- THE RECORDS -
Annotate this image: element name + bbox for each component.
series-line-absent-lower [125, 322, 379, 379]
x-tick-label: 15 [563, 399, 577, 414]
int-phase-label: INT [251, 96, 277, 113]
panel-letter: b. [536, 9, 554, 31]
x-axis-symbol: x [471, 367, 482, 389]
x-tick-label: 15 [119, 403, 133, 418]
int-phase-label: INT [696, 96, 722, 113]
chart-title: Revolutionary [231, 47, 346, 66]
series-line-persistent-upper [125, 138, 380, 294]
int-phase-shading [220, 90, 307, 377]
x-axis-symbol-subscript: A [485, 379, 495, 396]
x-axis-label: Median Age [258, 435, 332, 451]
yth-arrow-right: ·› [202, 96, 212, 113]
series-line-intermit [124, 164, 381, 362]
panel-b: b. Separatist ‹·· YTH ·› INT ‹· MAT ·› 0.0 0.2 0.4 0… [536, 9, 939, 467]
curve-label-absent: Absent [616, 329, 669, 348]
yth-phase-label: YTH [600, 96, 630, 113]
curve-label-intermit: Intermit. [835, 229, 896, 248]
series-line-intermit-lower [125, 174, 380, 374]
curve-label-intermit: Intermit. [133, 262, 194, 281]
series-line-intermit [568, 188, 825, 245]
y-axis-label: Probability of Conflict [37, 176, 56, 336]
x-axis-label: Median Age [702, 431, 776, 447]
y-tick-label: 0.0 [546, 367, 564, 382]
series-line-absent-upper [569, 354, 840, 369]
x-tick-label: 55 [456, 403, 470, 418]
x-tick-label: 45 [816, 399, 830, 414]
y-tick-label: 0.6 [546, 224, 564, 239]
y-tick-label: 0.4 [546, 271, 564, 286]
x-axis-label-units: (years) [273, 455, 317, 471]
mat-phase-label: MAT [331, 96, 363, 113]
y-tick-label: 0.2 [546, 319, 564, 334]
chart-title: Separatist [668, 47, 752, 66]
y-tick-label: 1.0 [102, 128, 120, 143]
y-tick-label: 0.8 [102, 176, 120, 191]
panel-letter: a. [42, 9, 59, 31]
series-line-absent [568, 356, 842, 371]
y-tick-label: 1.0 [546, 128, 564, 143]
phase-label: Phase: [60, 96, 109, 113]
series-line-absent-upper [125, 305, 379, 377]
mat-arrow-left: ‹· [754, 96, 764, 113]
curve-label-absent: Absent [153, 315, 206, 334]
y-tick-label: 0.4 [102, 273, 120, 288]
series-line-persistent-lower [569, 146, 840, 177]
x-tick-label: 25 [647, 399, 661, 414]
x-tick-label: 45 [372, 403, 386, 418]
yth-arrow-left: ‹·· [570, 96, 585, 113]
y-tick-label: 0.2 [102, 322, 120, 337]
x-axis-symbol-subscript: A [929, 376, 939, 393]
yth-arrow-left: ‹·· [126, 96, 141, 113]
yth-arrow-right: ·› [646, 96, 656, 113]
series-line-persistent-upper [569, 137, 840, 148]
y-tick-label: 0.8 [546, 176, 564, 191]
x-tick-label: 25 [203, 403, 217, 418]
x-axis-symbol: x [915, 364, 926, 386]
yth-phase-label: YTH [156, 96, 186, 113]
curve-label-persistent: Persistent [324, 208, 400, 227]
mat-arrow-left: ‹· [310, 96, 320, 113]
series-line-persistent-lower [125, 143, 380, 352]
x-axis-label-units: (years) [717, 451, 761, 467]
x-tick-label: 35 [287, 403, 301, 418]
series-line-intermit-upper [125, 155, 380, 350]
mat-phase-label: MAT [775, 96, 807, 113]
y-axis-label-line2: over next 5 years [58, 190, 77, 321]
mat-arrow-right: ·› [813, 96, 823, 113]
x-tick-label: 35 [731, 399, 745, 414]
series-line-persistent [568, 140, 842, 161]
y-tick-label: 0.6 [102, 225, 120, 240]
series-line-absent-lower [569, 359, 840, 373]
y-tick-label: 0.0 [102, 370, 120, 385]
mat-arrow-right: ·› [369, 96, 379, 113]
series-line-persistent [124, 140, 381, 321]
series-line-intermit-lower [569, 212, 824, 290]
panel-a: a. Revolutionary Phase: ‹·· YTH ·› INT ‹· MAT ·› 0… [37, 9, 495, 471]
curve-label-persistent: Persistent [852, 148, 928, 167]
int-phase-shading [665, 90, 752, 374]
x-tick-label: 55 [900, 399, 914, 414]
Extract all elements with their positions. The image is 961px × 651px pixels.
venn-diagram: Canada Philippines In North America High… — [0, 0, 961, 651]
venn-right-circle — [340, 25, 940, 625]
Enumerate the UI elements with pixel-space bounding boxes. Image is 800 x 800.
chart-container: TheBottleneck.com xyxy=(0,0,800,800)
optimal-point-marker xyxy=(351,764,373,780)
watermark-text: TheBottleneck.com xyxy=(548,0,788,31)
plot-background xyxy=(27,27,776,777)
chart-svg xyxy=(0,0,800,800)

- EXERCISE OBJECTIVE -
Copy every one of the entries above, line for line, with each character unchanged.

- TASK OUTPUT -
Annotate this image: element name + bbox for each component.
series-line-absent-lower [125, 322, 379, 379]
x-tick-label: 15 [563, 399, 577, 414]
int-phase-label: INT [251, 96, 277, 113]
panel-letter: b. [536, 9, 554, 31]
x-axis-symbol: x [471, 367, 482, 389]
x-tick-label: 15 [119, 403, 133, 418]
int-phase-label: INT [696, 96, 722, 113]
chart-title: Revolutionary [231, 47, 346, 66]
series-line-persistent-upper [125, 138, 380, 294]
int-phase-shading [220, 90, 307, 377]
x-axis-symbol-subscript: A [485, 379, 495, 396]
x-axis-label: Median Age [258, 435, 332, 451]
yth-arrow-right: ·› [202, 96, 212, 113]
series-line-intermit [124, 164, 381, 362]
panel-b: b. Separatist ‹·· YTH ·› INT ‹· MAT ·› 0.0 0.2 0.4 0… [536, 9, 939, 467]
curve-label-absent: Absent [616, 329, 669, 348]
yth-phase-label: YTH [600, 96, 630, 113]
curve-label-intermit: Intermit. [835, 229, 896, 248]
series-line-intermit-lower [125, 174, 380, 374]
curve-label-intermit: Intermit. [133, 262, 194, 281]
series-line-intermit [568, 188, 825, 245]
y-axis-label: Probability of Conflict [37, 176, 56, 336]
x-axis-label: Median Age [702, 431, 776, 447]
y-tick-label: 0.0 [546, 367, 564, 382]
series-line-absent-upper [569, 354, 840, 369]
x-tick-label: 55 [456, 403, 470, 418]
x-tick-label: 45 [816, 399, 830, 414]
y-tick-label: 0.6 [546, 224, 564, 239]
y-tick-label: 0.4 [546, 271, 564, 286]
x-axis-label-units: (years) [273, 455, 317, 471]
mat-phase-label: MAT [331, 96, 363, 113]
y-tick-label: 0.2 [546, 319, 564, 334]
chart-title: Separatist [668, 47, 752, 66]
y-tick-label: 1.0 [102, 128, 120, 143]
y-tick-label: 0.8 [102, 176, 120, 191]
panel-letter: a. [42, 9, 59, 31]
series-line-absent [568, 356, 842, 371]
y-tick-label: 1.0 [546, 128, 564, 143]
phase-label: Phase: [60, 96, 109, 113]
series-line-absent-upper [125, 305, 379, 377]
mat-arrow-left: ‹· [754, 96, 764, 113]
curve-label-absent: Absent [153, 315, 206, 334]
y-tick-label: 0.4 [102, 273, 120, 288]
series-line-persistent-lower [569, 146, 840, 177]
x-tick-label: 25 [647, 399, 661, 414]
x-tick-label: 45 [372, 403, 386, 418]
yth-arrow-left: ‹·· [570, 96, 585, 113]
y-tick-label: 0.2 [102, 322, 120, 337]
x-axis-symbol-subscript: A [929, 376, 939, 393]
yth-arrow-left: ‹·· [126, 96, 141, 113]
yth-arrow-right: ·› [646, 96, 656, 113]
series-line-persistent-upper [569, 137, 840, 148]
y-tick-label: 0.8 [546, 176, 564, 191]
x-tick-label: 25 [203, 403, 217, 418]
x-axis-symbol: x [915, 364, 926, 386]
yth-phase-label: YTH [156, 96, 186, 113]
curve-label-persistent: Persistent [324, 208, 400, 227]
mat-arrow-left: ‹· [310, 96, 320, 113]
series-line-persistent-lower [125, 143, 380, 352]
x-axis-label-units: (years) [717, 451, 761, 467]
x-tick-label: 35 [287, 403, 301, 418]
series-line-intermit-upper [125, 155, 380, 350]
mat-phase-label: MAT [775, 96, 807, 113]
y-axis-label-line2: over next 5 years [58, 190, 77, 321]
mat-arrow-right: ·› [813, 96, 823, 113]
x-tick-label: 35 [731, 399, 745, 414]
series-line-persistent [568, 140, 842, 161]
y-tick-label: 0.6 [102, 225, 120, 240]
series-line-absent-lower [569, 359, 840, 373]
y-tick-label: 0.0 [102, 370, 120, 385]
mat-arrow-right: ·› [369, 96, 379, 113]
series-line-persistent [124, 140, 381, 321]
series-line-intermit-lower [569, 212, 824, 290]
panel-a: a. Revolutionary Phase: ‹·· YTH ·› INT ‹· MAT ·› 0… [37, 9, 495, 471]
curve-label-persistent: Persistent [852, 148, 928, 167]
int-phase-shading [665, 90, 752, 374]
x-tick-label: 55 [900, 399, 914, 414]
Extract all elements with their positions. The image is 961px × 651px pixels.
venn-diagram: Canada Philippines In North America High… — [0, 0, 961, 651]
venn-right-circle — [340, 25, 940, 625]
Enumerate the UI elements with pixel-space bounding boxes. Image is 800 x 800.
chart-container: TheBottleneck.com xyxy=(0,0,800,800)
optimal-point-marker xyxy=(351,764,373,780)
watermark-text: TheBottleneck.com xyxy=(548,0,788,31)
plot-background xyxy=(27,27,776,777)
chart-svg xyxy=(0,0,800,800)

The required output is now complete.